_WHAT TO PRODUCE_
Copy out every item below word for word, with no line changed or left out.

<<<<

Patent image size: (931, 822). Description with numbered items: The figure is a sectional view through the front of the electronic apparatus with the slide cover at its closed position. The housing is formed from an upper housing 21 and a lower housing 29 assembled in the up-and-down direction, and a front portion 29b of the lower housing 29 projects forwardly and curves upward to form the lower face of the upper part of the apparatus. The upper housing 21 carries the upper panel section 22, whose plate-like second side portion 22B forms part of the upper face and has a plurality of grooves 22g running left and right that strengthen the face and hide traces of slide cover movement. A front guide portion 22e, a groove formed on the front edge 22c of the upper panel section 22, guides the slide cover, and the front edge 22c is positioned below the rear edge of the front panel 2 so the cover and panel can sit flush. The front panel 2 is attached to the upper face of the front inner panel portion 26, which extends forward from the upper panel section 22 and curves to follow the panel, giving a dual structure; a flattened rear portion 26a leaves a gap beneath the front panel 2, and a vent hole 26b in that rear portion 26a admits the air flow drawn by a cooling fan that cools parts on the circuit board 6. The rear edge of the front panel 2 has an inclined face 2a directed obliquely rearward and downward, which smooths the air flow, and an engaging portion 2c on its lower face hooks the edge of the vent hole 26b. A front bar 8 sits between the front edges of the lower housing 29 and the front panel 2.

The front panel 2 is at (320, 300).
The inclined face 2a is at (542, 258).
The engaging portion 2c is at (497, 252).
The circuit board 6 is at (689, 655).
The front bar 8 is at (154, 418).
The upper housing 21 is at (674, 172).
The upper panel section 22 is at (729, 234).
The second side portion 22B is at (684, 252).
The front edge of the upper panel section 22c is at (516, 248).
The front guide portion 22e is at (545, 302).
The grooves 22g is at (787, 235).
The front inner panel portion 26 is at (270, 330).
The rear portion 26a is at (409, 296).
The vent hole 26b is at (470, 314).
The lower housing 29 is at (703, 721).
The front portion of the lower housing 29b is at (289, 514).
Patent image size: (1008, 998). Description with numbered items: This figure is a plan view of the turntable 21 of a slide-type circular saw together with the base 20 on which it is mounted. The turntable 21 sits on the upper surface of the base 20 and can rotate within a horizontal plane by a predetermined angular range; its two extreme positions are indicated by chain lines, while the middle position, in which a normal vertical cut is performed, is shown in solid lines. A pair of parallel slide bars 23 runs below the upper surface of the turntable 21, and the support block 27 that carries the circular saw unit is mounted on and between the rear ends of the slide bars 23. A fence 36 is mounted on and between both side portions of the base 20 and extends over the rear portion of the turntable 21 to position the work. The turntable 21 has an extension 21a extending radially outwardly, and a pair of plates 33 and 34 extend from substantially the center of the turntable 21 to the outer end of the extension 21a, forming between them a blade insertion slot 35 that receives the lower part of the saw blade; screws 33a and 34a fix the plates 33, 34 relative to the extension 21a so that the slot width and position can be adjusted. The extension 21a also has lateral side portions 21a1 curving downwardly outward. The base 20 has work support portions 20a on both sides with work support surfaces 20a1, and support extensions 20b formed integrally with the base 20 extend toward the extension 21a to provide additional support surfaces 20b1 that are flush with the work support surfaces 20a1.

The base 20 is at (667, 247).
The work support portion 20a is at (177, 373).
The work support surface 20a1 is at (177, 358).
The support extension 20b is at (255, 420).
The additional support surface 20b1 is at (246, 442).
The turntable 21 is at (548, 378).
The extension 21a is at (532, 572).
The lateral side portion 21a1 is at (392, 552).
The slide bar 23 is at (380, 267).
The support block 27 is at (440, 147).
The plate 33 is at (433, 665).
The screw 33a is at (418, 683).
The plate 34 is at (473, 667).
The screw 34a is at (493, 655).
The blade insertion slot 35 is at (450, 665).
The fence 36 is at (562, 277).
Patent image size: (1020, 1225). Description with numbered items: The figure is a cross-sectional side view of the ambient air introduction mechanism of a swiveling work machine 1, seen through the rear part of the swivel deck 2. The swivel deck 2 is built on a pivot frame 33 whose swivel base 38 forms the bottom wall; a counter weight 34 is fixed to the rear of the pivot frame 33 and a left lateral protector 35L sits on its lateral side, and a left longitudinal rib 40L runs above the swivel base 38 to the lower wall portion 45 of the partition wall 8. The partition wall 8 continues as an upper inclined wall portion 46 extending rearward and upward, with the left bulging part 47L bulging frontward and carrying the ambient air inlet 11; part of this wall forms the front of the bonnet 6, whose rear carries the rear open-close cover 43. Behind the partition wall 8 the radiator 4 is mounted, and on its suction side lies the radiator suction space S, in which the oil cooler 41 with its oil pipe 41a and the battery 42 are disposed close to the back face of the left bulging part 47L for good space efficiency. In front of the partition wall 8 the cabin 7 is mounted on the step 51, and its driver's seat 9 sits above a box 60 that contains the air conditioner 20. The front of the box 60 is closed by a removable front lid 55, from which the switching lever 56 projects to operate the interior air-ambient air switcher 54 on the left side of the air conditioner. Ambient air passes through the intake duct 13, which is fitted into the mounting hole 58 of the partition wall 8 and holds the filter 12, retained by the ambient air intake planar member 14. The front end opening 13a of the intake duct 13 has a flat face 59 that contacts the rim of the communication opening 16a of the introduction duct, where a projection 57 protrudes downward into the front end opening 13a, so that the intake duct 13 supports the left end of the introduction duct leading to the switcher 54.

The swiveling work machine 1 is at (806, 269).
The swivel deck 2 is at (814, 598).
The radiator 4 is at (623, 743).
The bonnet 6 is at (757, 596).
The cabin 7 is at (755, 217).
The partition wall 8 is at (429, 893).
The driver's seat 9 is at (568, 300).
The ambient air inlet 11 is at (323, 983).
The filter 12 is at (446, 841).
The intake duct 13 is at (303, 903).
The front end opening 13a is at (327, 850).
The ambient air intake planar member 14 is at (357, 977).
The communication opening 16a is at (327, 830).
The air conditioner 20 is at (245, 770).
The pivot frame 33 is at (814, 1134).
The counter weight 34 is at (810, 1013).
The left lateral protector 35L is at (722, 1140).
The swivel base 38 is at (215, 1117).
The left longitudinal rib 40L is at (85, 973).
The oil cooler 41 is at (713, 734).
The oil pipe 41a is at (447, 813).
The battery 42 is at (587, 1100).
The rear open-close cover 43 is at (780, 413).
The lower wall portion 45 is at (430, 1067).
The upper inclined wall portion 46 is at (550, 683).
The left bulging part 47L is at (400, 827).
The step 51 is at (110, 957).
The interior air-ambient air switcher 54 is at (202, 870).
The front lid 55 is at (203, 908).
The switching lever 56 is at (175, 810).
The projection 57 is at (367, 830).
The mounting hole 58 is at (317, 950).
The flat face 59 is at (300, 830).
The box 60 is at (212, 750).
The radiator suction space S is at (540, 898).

>>>>

_SOLUTION TO THIS PROBLEM_
Patent image size: (931, 822). Description with numbered items: The figure is a sectional view through the front of the electronic apparatus with the slide cover at its closed position. The housing is formed from an upper housing 21 and a lower housing 29 assembled in the up-and-down direction, and a front portion 29b of the lower housing 29 projects forwardly and curves upward to form the lower face of the upper part of the apparatus. The upper housing 21 carries the upper panel section 22, whose plate-like second side portion 22B forms part of the upper face and has a plurality of grooves 22g running left and right that strengthen the face and hide traces of slide cover movement. A front guide portion 22e, a groove formed on the front edge 22c of the upper panel section 22, guides the slide cover, and the front edge 22c is positioned below the rear edge of the front panel 2 so the cover and panel can sit flush. The front panel 2 is attached to the upper face of the front inner panel portion 26, which extends forward from the upper panel section 22 and curves to follow the panel, giving a dual structure; a flattened rear portion 26a leaves a gap beneath the front panel 2, and a vent hole 26b in that rear portion 26a admits the air flow drawn by a cooling fan that cools parts on the circuit board 6. The rear edge of the front panel 2 has an inclined face 2a directed obliquely rearward and downward, which smooths the air flow, and an engaging portion 2c on its lower face hooks the edge of the vent hole 26b. A front bar 8 sits between the front edges of the lower housing 29 and the front panel 2.

The front panel 2 is at (320, 300).
The inclined face 2a is at (542, 258).
The engaging portion 2c is at (497, 252).
The circuit board 6 is at (689, 655).
The front bar 8 is at (154, 418).
The upper housing 21 is at (674, 172).
The upper panel section 22 is at (729, 234).
The second side portion 22B is at (684, 252).
The front edge of the upper panel section 22c is at (516, 248).
The front guide portion 22e is at (545, 302).
The grooves 22g is at (787, 235).
The front inner panel portion 26 is at (270, 330).
The rear portion 26a is at (409, 296).
The vent hole 26b is at (470, 314).
The lower housing 29 is at (703, 721).
The front portion of the lower housing 29b is at (289, 514).
Patent image size: (1008, 998). Description with numbered items: This figure is a plan view of the turntable 21 of a slide-type circular saw together with the base 20 on which it is mounted. The turntable 21 sits on the upper surface of the base 20 and can rotate within a horizontal plane by a predetermined angular range; its two extreme positions are indicated by chain lines, while the middle position, in which a normal vertical cut is performed, is shown in solid lines. A pair of parallel slide bars 23 runs below the upper surface of the turntable 21, and the support block 27 that carries the circular saw unit is mounted on and between the rear ends of the slide bars 23. A fence 36 is mounted on and between both side portions of the base 20 and extends over the rear portion of the turntable 21 to position the work. The turntable 21 has an extension 21a extending radially outwardly, and a pair of plates 33 and 34 extend from substantially the center of the turntable 21 to the outer end of the extension 21a, forming between them a blade insertion slot 35 that receives the lower part of the saw blade; screws 33a and 34a fix the plates 33, 34 relative to the extension 21a so that the slot width and position can be adjusted. The extension 21a also has lateral side portions 21a1 curving downwardly outward. The base 20 has work support portions 20a on both sides with work support surfaces 20a1, and support extensions 20b formed integrally with the base 20 extend toward the extension 21a to provide additional support surfaces 20b1 that are flush with the work support surfaces 20a1.

The base 20 is at (667, 247).
The work support portion 20a is at (177, 373).
The work support surface 20a1 is at (177, 358).
The support extension 20b is at (255, 420).
The additional support surface 20b1 is at (246, 442).
The turntable 21 is at (548, 378).
The extension 21a is at (532, 572).
The lateral side portion 21a1 is at (392, 552).
The slide bar 23 is at (380, 267).
The support block 27 is at (440, 147).
The plate 33 is at (433, 665).
The screw 33a is at (418, 683).
The plate 34 is at (473, 667).
The screw 34a is at (493, 655).
The blade insertion slot 35 is at (450, 665).
The fence 36 is at (562, 277).
Patent image size: (1020, 1225). Description with numbered items: The figure is a cross-sectional side view of the ambient air introduction mechanism of a swiveling work machine 1, seen through the rear part of the swivel deck 2. The swivel deck 2 is built on a pivot frame 33 whose swivel base 38 forms the bottom wall; a counter weight 34 is fixed to the rear of the pivot frame 33 and a left lateral protector 35L sits on its lateral side, and a left longitudinal rib 40L runs above the swivel base 38 to the lower wall portion 45 of the partition wall 8. The partition wall 8 continues as an upper inclined wall portion 46 extending rearward and upward, with the left bulging part 47L bulging frontward and carrying the ambient air inlet 11; part of this wall forms the front of the bonnet 6, whose rear carries the rear open-close cover 43. Behind the partition wall 8 the radiator 4 is mounted, and on its suction side lies the radiator suction space S, in which the oil cooler 41 with its oil pipe 41a and the battery 42 are disposed close to the back face of the left bulging part 47L for good space efficiency. In front of the partition wall 8 the cabin 7 is mounted on the step 51, and its driver's seat 9 sits above a box 60 that contains the air conditioner 20. The front of the box 60 is closed by a removable front lid 55, from which the switching lever 56 projects to operate the interior air-ambient air switcher 54 on the left side of the air conditioner. Ambient air passes through the intake duct 13, which is fitted into the mounting hole 58 of the partition wall 8 and holds the filter 12, retained by the ambient air intake planar member 14. The front end opening 13a of the intake duct 13 has a flat face 59 that contacts the rim of the communication opening 16a of the introduction duct, where a projection 57 protrudes downward into the front end opening 13a, so that the intake duct 13 supports the left end of the introduction duct leading to the switcher 54.

The swiveling work machine 1 is at (806, 269).
The swivel deck 2 is at (814, 598).
The radiator 4 is at (623, 743).
The bonnet 6 is at (757, 596).
The cabin 7 is at (755, 217).
The partition wall 8 is at (429, 893).
The driver's seat 9 is at (568, 300).
The ambient air inlet 11 is at (323, 983).
The filter 12 is at (446, 841).
The intake duct 13 is at (303, 903).
The front end opening 13a is at (327, 850).
The ambient air intake planar member 14 is at (357, 977).
The communication opening 16a is at (327, 830).
The air conditioner 20 is at (245, 770).
The pivot frame 33 is at (814, 1134).
The counter weight 34 is at (810, 1013).
The left lateral protector 35L is at (722, 1140).
The swivel base 38 is at (215, 1117).
The left longitudinal rib 40L is at (85, 973).
The oil cooler 41 is at (713, 734).
The oil pipe 41a is at (447, 813).
The battery 42 is at (587, 1100).
The rear open-close cover 43 is at (780, 413).
The lower wall portion 45 is at (430, 1067).
The upper inclined wall portion 46 is at (550, 683).
The left bulging part 47L is at (400, 827).
The step 51 is at (110, 957).
The interior air-ambient air switcher 54 is at (202, 870).
The front lid 55 is at (203, 908).
The switching lever 56 is at (175, 810).
The projection 57 is at (367, 830).
The mounting hole 58 is at (317, 950).
The flat face 59 is at (300, 830).
The box 60 is at (212, 750).
The radiator suction space S is at (540, 898).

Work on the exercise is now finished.